> Given task: Find each line with the word "source" and copy it.
------ Data provided
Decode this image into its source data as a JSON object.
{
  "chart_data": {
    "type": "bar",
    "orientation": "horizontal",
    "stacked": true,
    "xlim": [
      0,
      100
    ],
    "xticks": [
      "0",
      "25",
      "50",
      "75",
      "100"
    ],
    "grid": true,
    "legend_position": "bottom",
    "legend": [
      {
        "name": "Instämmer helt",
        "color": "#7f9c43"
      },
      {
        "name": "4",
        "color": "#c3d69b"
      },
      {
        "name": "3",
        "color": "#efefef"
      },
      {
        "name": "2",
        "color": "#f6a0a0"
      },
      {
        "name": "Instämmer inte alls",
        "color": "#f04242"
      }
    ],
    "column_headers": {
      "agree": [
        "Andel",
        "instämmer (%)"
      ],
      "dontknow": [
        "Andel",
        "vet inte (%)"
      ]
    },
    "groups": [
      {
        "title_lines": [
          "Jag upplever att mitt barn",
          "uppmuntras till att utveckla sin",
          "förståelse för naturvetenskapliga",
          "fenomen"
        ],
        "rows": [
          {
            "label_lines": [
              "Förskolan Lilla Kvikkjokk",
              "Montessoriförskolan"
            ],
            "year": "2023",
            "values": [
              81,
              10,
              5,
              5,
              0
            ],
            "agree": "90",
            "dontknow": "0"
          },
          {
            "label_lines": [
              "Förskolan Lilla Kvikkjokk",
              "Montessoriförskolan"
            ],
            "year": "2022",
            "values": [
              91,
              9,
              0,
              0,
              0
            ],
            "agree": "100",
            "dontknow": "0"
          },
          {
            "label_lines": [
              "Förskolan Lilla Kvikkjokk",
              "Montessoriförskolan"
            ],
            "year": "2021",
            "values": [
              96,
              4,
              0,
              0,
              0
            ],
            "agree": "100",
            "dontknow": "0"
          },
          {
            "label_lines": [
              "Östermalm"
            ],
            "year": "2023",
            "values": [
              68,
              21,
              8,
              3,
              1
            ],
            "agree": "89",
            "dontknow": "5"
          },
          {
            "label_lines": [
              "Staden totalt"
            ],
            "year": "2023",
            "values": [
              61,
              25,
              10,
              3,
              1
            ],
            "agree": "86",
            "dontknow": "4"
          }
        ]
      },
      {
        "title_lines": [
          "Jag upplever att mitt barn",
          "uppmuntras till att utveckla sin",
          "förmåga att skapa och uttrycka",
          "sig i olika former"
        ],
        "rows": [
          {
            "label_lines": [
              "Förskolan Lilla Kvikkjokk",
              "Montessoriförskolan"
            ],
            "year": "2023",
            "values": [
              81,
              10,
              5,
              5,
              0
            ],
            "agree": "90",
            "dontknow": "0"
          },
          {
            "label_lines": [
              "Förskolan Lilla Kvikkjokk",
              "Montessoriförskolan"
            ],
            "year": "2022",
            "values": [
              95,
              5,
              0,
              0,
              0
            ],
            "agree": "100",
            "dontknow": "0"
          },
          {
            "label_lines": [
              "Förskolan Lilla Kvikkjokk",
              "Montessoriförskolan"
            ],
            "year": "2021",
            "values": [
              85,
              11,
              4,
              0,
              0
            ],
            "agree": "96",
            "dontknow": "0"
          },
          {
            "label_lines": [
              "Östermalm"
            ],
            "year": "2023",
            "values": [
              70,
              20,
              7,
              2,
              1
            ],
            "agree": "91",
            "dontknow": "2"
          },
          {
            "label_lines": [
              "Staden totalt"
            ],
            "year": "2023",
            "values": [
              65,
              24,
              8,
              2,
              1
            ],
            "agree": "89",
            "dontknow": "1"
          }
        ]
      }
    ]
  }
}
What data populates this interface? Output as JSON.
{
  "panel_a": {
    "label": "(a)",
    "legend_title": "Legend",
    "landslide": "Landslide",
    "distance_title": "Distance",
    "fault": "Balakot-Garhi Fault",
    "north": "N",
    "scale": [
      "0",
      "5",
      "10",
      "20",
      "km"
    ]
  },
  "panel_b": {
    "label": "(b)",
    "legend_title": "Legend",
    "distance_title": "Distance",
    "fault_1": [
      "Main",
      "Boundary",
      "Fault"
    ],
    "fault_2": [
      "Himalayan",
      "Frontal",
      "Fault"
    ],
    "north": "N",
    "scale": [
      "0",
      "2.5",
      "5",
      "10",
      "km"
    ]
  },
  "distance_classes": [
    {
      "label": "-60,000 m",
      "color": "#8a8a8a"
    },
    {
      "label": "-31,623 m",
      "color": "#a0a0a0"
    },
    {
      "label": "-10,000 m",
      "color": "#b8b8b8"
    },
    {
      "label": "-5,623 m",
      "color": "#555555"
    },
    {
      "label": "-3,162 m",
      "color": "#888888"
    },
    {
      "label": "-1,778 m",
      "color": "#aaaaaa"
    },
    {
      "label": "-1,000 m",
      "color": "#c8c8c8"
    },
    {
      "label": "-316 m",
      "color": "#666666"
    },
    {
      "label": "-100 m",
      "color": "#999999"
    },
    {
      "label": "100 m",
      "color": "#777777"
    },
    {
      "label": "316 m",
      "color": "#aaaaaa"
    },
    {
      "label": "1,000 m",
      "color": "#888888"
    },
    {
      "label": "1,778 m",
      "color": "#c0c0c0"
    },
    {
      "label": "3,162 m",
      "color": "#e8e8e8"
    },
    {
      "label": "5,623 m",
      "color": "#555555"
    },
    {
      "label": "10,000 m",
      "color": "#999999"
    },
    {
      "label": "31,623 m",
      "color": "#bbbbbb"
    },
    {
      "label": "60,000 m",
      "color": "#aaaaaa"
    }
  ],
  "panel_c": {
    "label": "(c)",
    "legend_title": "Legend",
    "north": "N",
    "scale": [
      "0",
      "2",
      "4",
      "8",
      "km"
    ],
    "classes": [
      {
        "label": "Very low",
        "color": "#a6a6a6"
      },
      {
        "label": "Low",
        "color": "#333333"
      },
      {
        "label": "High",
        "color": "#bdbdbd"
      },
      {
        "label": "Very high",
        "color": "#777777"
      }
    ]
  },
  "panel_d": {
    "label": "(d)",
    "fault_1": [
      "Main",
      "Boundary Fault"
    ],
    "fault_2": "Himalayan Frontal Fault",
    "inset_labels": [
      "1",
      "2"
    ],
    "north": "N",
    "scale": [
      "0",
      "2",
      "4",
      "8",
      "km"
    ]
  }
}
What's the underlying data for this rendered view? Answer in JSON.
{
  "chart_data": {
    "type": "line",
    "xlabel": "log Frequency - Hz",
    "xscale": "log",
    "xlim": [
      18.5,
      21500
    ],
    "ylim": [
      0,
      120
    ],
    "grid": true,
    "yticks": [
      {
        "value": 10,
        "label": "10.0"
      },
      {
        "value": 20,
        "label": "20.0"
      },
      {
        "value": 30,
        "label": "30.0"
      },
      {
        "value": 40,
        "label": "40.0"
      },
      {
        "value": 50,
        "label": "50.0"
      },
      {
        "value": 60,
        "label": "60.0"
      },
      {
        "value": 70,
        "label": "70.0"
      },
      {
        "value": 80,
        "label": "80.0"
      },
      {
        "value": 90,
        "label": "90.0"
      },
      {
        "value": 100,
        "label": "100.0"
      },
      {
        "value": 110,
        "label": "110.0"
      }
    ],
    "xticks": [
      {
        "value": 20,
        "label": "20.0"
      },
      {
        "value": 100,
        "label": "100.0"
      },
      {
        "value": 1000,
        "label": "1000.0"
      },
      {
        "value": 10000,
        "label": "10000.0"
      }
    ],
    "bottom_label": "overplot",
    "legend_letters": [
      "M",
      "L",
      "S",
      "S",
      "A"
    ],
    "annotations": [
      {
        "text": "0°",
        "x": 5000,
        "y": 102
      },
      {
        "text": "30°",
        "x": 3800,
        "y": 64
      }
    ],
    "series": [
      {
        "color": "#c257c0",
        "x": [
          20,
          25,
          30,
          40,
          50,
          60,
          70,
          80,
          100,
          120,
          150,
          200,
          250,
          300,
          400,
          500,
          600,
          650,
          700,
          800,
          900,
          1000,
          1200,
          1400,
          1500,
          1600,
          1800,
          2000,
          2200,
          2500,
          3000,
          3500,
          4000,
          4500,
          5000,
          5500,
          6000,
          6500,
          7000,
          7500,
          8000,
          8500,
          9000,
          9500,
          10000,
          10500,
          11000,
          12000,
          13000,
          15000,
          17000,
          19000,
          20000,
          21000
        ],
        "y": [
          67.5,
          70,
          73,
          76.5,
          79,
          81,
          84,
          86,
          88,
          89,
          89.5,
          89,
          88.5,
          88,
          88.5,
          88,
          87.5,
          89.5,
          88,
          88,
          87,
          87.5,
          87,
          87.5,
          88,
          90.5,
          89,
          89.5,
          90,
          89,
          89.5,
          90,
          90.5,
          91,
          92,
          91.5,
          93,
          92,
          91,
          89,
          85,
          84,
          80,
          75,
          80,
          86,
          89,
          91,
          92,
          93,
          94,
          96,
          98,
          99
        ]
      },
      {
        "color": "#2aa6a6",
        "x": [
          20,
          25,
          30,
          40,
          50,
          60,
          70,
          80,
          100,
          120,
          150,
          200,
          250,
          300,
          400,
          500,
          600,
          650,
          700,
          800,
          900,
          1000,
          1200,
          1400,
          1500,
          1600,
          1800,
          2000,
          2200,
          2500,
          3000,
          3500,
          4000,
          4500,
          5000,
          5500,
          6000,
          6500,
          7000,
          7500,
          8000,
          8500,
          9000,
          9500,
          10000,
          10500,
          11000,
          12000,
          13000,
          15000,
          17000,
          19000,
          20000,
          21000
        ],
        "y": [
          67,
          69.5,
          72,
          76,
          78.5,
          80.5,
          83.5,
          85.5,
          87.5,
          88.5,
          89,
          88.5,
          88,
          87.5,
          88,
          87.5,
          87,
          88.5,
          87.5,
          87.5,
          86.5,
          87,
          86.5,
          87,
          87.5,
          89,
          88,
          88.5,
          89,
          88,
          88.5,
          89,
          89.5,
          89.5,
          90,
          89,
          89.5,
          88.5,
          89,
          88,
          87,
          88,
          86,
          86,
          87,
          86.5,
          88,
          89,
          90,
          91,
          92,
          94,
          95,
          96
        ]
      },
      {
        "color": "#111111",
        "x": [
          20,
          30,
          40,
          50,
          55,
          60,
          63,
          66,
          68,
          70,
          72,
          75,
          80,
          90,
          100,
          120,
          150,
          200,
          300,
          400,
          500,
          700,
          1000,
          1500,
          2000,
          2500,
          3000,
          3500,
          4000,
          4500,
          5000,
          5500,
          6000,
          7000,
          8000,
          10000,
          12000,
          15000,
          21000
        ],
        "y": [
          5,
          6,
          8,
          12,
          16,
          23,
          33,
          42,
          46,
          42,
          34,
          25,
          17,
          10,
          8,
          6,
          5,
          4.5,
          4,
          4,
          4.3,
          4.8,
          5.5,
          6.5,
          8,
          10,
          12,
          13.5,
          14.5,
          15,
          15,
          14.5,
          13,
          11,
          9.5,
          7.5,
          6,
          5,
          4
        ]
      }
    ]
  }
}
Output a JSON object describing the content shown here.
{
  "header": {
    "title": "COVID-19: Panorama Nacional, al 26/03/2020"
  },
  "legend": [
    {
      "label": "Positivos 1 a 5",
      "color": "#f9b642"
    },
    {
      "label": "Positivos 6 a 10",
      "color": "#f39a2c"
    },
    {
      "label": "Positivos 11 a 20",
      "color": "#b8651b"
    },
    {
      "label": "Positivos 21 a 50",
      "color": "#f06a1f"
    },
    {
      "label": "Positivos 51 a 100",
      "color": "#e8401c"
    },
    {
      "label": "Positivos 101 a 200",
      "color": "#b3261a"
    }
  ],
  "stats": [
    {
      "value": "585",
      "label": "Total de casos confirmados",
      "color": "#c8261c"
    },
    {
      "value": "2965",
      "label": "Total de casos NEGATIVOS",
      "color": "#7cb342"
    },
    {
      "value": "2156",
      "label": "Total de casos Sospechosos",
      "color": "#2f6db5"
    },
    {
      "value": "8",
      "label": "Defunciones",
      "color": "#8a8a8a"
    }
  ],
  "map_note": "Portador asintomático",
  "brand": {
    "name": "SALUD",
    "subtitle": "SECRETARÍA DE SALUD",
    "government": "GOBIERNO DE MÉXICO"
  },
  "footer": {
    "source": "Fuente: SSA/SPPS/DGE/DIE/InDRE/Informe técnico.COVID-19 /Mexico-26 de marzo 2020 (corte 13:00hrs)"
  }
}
------------
> Answer to this exercise:
Decode this image into its source data as a JSON object.
    "source": "Fuente: SSA/SPPS/DGE/DIE/InDRE/Informe técnico.COVID-19 /Mexico-26 de marzo 2020 (corte 13:00hrs)"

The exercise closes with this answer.